> **Request**
Tally the lines that contain "JSON" and report the total alone.

*** Exercise inputs

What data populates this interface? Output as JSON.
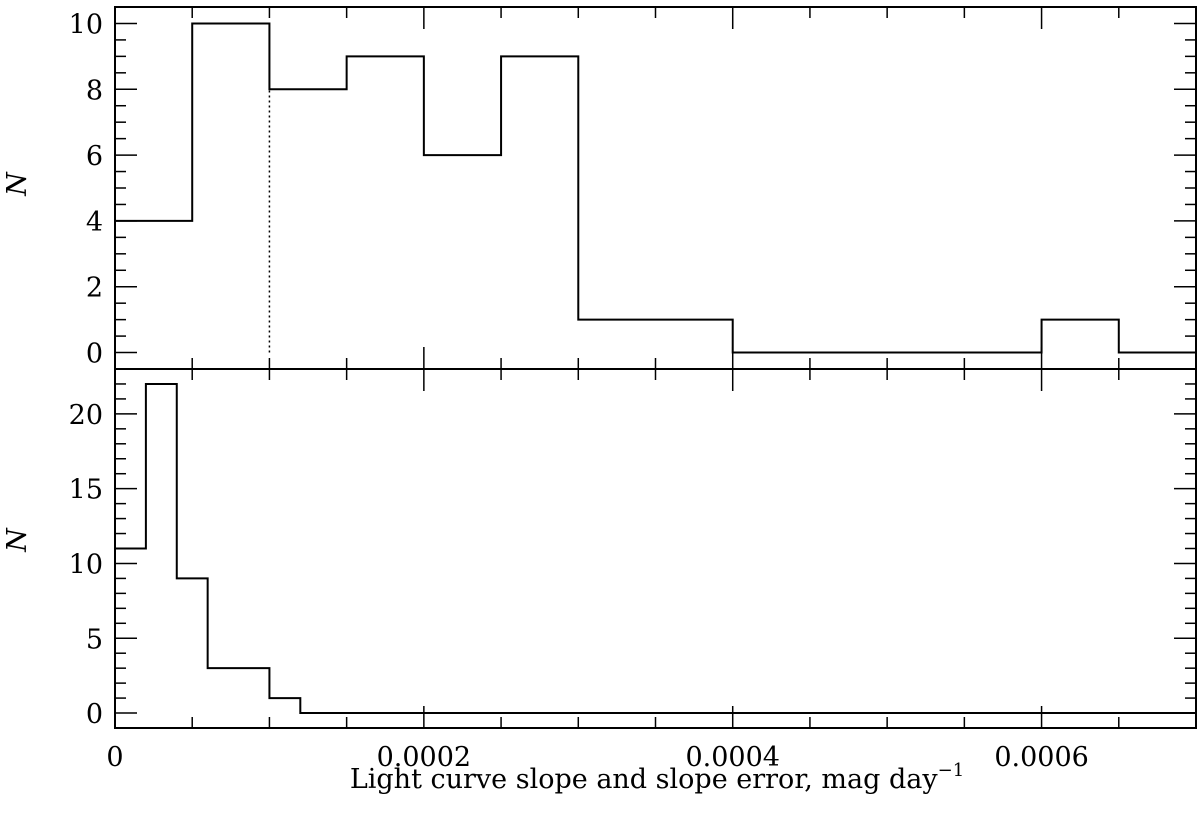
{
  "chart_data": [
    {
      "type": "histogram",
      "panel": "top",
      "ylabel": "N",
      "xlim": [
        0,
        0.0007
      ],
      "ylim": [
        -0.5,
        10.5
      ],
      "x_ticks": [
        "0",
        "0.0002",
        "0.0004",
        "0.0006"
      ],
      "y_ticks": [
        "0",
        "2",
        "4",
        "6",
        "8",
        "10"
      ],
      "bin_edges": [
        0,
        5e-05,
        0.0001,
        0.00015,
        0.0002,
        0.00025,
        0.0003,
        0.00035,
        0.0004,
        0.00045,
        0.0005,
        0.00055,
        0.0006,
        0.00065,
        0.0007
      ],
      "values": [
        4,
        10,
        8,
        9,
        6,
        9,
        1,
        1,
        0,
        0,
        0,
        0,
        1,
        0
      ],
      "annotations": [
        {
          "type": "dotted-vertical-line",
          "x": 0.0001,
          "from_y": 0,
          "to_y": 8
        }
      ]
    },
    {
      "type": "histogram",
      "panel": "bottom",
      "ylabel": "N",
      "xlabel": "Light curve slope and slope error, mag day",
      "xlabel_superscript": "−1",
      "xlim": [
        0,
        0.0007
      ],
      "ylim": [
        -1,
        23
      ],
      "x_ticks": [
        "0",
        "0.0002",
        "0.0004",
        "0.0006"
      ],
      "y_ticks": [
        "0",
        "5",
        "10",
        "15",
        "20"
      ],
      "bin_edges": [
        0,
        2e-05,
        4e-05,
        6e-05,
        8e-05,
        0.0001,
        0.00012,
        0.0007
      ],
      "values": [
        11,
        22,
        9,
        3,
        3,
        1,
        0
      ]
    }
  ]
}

******
*** Exercise inputs

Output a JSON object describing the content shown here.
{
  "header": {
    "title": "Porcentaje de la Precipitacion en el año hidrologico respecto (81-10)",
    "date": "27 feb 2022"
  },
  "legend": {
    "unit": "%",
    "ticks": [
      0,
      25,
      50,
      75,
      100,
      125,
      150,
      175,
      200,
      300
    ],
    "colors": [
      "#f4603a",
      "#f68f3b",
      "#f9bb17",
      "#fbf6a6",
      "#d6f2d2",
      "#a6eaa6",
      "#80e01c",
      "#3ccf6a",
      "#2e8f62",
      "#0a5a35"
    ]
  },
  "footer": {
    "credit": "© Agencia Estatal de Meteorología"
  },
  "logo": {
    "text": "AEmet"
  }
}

******

> **Task solution**
2